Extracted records
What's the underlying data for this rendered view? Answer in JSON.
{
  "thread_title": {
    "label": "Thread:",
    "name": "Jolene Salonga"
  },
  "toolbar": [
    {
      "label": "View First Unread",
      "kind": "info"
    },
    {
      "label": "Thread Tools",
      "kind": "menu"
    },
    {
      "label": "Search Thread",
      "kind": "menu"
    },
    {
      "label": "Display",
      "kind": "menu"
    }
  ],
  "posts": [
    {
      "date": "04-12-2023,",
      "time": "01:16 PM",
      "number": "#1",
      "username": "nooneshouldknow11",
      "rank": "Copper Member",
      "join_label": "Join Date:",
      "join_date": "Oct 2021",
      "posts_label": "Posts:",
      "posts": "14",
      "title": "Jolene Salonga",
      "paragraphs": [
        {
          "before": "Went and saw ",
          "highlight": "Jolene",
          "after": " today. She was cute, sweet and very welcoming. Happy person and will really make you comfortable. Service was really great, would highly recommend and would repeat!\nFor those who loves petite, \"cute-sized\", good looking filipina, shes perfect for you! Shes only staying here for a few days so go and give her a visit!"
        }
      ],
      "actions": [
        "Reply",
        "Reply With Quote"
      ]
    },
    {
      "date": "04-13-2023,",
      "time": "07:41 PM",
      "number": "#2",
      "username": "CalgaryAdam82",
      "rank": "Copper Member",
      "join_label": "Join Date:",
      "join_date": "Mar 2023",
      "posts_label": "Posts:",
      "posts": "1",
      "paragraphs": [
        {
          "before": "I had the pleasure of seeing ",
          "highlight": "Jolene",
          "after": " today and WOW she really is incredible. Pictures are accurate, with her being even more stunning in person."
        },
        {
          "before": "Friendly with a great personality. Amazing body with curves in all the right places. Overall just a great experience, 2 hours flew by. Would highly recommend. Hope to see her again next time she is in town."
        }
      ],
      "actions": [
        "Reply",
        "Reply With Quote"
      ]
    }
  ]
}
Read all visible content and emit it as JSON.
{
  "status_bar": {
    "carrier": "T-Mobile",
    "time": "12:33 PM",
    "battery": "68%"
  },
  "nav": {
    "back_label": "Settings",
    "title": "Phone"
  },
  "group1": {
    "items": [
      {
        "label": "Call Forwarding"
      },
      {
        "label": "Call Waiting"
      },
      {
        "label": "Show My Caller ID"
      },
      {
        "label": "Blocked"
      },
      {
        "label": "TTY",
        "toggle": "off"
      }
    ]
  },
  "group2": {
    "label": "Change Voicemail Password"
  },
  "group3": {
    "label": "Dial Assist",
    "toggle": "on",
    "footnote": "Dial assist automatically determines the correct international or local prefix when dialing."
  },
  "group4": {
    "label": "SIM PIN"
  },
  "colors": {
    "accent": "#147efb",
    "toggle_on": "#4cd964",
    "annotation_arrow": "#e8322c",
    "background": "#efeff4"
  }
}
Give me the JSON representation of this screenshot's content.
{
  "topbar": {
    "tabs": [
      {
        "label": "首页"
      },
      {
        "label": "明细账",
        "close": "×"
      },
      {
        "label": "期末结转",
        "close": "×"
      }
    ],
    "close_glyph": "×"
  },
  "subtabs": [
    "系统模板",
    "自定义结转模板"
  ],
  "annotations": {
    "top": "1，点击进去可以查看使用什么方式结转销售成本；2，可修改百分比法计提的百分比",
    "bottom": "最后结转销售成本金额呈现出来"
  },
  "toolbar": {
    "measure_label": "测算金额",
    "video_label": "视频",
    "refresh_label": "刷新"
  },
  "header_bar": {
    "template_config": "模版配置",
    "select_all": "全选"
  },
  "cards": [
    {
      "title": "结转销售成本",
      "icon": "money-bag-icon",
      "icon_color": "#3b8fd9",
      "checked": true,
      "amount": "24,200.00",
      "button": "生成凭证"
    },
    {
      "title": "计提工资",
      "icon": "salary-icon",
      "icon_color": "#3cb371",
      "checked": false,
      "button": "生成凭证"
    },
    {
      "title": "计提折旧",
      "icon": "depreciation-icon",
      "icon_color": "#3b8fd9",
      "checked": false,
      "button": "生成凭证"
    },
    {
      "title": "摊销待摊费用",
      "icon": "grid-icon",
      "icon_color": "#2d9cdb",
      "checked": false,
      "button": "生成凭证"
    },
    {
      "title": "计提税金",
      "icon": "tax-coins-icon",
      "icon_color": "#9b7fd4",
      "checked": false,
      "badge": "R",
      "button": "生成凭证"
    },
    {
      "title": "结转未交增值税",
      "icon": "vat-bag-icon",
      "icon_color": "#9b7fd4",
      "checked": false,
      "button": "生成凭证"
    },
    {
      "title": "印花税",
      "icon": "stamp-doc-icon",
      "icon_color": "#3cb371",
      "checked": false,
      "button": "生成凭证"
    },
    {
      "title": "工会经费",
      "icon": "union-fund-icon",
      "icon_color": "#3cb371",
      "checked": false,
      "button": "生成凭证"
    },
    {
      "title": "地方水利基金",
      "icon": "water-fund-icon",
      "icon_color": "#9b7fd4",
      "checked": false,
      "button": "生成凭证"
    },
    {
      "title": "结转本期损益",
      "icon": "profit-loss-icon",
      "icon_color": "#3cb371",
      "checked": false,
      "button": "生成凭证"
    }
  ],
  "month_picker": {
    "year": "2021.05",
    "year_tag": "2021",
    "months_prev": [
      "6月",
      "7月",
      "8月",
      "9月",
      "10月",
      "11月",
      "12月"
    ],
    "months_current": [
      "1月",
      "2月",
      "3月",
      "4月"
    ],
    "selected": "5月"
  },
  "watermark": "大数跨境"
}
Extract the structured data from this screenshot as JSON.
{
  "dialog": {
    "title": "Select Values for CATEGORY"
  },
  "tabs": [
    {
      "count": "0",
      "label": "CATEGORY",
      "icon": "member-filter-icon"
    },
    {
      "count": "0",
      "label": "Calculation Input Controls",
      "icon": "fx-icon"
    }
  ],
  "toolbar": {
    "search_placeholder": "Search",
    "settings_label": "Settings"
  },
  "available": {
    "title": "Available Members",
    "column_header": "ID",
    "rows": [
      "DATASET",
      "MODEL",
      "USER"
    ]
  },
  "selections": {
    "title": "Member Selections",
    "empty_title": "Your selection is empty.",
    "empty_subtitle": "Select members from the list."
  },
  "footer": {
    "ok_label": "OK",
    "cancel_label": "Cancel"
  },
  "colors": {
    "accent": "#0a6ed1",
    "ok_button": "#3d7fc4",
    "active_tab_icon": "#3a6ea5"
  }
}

◆ Given instruction ◆
Using the data above, copy each line that contains "content".

◆ Correct response ◆
Read all visible content and emit it as JSON.
Give me the JSON representation of this screenshot's content.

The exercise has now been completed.